Written exercise —
Tally up the lines carrying the string "color" and respond with only the resulting number.

Records that describe figures:
#####

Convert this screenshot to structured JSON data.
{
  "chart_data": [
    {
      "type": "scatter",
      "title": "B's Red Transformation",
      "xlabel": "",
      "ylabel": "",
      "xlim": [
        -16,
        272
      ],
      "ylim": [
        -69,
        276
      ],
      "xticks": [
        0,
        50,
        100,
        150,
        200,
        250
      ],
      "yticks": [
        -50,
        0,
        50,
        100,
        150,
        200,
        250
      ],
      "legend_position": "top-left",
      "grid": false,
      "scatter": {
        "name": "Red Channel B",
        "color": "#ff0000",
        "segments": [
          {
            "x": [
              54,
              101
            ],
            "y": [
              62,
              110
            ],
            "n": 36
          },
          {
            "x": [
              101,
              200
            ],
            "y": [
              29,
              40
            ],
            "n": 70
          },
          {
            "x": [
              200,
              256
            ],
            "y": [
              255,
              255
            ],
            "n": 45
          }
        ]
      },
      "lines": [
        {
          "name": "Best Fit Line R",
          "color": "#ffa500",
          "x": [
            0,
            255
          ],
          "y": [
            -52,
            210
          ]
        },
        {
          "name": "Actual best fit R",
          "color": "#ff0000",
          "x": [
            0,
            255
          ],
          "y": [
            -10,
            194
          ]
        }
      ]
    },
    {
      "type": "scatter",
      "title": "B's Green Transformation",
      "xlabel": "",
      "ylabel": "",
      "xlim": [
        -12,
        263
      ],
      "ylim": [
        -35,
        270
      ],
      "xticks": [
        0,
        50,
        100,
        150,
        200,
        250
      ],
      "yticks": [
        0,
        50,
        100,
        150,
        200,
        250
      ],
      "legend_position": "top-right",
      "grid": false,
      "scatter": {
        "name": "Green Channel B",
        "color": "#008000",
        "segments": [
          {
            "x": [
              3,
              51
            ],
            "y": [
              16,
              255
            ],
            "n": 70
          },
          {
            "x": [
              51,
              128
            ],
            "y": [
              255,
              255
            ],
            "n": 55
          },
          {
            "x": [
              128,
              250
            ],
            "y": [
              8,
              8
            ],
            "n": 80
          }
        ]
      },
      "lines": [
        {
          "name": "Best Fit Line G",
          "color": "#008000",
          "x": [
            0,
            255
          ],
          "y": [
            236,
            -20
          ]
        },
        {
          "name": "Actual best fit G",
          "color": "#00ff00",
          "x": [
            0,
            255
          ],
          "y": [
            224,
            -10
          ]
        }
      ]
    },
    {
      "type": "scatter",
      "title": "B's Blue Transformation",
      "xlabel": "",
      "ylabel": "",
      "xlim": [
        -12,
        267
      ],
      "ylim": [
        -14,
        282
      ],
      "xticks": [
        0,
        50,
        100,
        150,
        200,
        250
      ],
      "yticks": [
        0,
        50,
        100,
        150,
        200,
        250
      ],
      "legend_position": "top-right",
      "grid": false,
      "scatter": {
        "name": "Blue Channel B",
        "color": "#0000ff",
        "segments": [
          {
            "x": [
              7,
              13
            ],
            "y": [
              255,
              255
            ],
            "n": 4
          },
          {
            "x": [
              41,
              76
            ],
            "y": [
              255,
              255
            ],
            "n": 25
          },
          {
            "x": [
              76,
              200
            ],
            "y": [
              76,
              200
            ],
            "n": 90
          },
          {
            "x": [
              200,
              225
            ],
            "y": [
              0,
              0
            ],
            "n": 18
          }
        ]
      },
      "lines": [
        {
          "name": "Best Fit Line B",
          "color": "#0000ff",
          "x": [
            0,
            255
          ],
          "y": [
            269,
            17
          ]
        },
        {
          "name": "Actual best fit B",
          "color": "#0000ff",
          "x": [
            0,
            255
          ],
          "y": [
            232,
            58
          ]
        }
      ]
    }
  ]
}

#####

Exercise result —
9